Top of Reading passage

As a road warrior, it is likely that you hop from restaurant to restaurant in search of tasty, yet healthy food. Unless we succumb to the quarter pounder at McDonalds, however, portion sizes vary tremendously from eating establishment to eating establishment. Unfortunately, when we eat out at restaurants or grab a snack when we’re on the go, it isn’t always obvious if the portion served is the portion we are meant to have. Restaurants overload our plates with ridiculously large portions of food and if we ever dare to get a meal at a fast food or casual dining outlet, super-sizing is standard protocol. Unless you carry measuring cups and spoons everywhere you go, serving sizes can be anything but easy to decipher.
When writing Get Real and STOP Dieting!, I stumbled upon Lisa Young’s The Portion Teller. She developed a system for people to easily gauge portion sizes without the need for kitchen gadgets; perfect for the road warrior and dining out. Lisa’s system leverages every-day items as a visual guide for portions, as opposed to the actual referenced measurement.
Here are some common foods, their healthy portion sizes and the every-day item you might use to visualize the portion size:
Fruit and Vegetable Portion Sizes:
- 1 cup of vegetables, leafy greens = A Baseball
- 1 cup of berries = Woman’s fist
Grains and Starchy Carbs:
- 1/2 cup pasta or brown rice = Rounded handful
- 1/2 cup cereal = 1/2 Baseball
- 1 Slice of bread = CD Case
- 1 small potato = Computer Mouse
- 1 ounce pretzels = Tennis Ball
- 3 cups air popped corn = 3 baseballs
- 3 ounces meat or chicken = Deck of cards / iPod
- 1 ounce meat or chicken = Matchbook
- 3 ounces fish fillet = Checkbook
- 1/2 cup cooked beans = 1/2 Baseball
- 2 Tbsp hummus Ping Pong Ball / Shot Glass
- 1 ounce hard cheese = Thumb / Tube of Lipstick / 4 Dice
- 1 ounce slice of deli cheese = CD Case
- 1/2 cup non-fat yogurt = 1/2 baseball
- 1 cup of milk = 1 baseball
- 1 teaspoon olive oil = 1 die / Fingertip
- 1/4 cup nuts = Golf ball / Egg
- 1 Tablespoon of horseradish = Thumb
- 1 teaspoon of mustard = Fingertip
How do you ensure healthy portion sizes? Do you think this guide helps?
Info Source: Lisa R. Young, PhD, RD. The Portion Teller, New York: Broadway Books; 2005.

Bottom of Reading passage
Top of Provided data

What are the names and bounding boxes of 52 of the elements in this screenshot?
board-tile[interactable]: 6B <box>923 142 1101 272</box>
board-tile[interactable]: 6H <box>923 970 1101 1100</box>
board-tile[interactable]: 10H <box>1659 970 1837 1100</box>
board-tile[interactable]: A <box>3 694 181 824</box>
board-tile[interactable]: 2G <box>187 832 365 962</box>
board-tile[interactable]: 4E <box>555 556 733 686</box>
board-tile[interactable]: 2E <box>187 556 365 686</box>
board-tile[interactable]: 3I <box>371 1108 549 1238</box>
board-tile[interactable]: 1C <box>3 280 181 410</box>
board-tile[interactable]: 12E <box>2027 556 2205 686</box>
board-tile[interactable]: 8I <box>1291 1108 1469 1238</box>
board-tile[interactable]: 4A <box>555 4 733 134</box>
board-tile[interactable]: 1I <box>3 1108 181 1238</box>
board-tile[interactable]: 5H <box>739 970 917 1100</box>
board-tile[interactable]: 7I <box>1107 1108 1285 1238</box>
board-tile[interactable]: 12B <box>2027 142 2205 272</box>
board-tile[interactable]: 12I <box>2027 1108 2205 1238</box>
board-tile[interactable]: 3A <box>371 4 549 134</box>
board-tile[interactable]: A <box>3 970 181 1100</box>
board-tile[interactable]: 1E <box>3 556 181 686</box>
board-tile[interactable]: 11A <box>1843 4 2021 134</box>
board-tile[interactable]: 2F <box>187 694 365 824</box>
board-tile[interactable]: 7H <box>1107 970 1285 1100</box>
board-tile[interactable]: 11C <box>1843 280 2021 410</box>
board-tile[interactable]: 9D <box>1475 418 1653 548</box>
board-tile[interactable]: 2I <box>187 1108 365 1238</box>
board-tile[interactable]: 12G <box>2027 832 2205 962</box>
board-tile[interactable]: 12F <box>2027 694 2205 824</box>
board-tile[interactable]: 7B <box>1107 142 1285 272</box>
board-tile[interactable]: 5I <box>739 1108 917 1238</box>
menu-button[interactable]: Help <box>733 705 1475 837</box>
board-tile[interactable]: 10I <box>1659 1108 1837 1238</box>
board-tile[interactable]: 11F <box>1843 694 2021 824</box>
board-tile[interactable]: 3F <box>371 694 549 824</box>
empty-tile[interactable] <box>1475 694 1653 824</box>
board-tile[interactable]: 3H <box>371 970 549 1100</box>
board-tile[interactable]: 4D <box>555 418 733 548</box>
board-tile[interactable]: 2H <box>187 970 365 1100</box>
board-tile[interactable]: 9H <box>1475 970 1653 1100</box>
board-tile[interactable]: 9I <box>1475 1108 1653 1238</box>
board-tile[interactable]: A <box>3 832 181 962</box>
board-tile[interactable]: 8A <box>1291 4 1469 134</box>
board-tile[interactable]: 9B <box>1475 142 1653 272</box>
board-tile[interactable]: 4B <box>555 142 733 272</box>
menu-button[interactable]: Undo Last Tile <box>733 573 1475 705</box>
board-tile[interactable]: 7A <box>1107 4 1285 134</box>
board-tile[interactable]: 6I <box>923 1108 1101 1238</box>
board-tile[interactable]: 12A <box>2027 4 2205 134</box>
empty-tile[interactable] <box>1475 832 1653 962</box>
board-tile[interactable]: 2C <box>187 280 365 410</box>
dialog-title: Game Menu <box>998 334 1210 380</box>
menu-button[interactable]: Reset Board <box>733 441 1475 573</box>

Bottom of Provided data

Problem - Reproduce the passage of the portion-size article above word for word, beginning at the words "As a road warrior, it" and stopping after "easy to decipher.".

Exercise answer -
As a road warrior, it is likely that you hop from restaurant to restaurant in search of tasty, yet healthy food. Unless we succumb to the quarter pounder at McDonalds, however, portion sizes vary tremendously from eating establishment to eating establishment. Unfortunately, when we eat out at restaurants or grab a snack when we’re on the go, it isn’t always obvious if the portion served is the portion we are meant to have. Restaurants overload our plates with ridiculously large portions of food and if we ever dare to get a meal at a fast food or casual dining outlet, super-sizing is standard protocol. Unless you carry measuring cups and spoons everywhere you go, serving sizes can be anything but easy to decipher.